#### Problem to solve
Below is a block of records; repeat each one exactly.

#### A block of data
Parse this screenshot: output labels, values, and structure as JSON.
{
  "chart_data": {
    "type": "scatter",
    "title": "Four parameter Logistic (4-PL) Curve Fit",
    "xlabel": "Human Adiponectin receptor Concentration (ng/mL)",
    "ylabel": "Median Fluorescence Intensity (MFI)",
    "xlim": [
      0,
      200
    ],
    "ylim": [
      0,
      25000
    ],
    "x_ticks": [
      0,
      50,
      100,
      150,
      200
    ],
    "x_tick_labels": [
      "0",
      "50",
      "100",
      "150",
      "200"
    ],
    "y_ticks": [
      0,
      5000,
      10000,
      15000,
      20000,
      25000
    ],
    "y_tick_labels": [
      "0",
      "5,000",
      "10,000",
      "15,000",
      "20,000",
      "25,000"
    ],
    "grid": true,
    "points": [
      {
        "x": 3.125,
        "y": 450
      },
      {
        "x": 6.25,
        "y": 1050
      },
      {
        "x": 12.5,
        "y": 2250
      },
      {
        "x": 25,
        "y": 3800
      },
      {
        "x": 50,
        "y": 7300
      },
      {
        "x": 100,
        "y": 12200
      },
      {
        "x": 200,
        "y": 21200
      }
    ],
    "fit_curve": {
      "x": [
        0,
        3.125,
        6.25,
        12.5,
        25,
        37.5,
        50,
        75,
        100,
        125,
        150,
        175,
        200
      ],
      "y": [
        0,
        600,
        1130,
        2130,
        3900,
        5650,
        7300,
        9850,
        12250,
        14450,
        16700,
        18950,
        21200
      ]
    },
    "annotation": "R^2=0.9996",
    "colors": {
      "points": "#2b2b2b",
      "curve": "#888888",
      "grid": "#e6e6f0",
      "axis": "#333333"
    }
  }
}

#### Complete response
Parse this screenshot: output labels, values, and structure as JSON.
{
  "chart_data": {
    "type": "scatter",
    "title": "Four parameter Logistic (4-PL) Curve Fit",
    "xlabel": "Human Adiponectin receptor Concentration (ng/mL)",
    "ylabel": "Median Fluorescence Intensity (MFI)",
    "xlim": [
      0,
      200
    ],
    "ylim": [
      0,
      25000
    ],
    "x_ticks": [
      0,
      50,
      100,
      150,
      200
    ],
    "x_tick_labels": [
      "0",
      "50",
      "100",
      "150",
      "200"
    ],
    "y_ticks": [
      0,
      5000,
      10000,
      15000,
      20000,
      25000
    ],
    "y_tick_labels": [
      "0",
      "5,000",
      "10,000",
      "15,000",
      "20,000",
      "25,000"
    ],
    "grid": true,
    "points": [
      {
        "x": 3.125,
        "y": 450
      },
      {
        "x": 6.25,
        "y": 1050
      },
      {
        "x": 12.5,
        "y": 2250
      },
      {
        "x": 25,
        "y": 3800
      },
      {
        "x": 50,
        "y": 7300
      },
      {
        "x": 100,
        "y": 12200
      },
      {
        "x": 200,
        "y": 21200
      }
    ],
    "fit_curve": {
      "x": [
        0,
        3.125,
        6.25,
        12.5,
        25,
        37.5,
        50,
        75,
        100,
        125,
        150,
        175,
        200
      ],
      "y": [
        0,
        600,
        1130,
        2130,
        3900,
        5650,
        7300,
        9850,
        12250,
        14450,
        16700,
        18950,
        21200
      ]
    },
    "annotation": "R^2=0.9996",
    "colors": {
      "points": "#2b2b2b",
      "curve": "#888888",
      "grid": "#e6e6f0",
      "axis": "#333333"
    }
  }
}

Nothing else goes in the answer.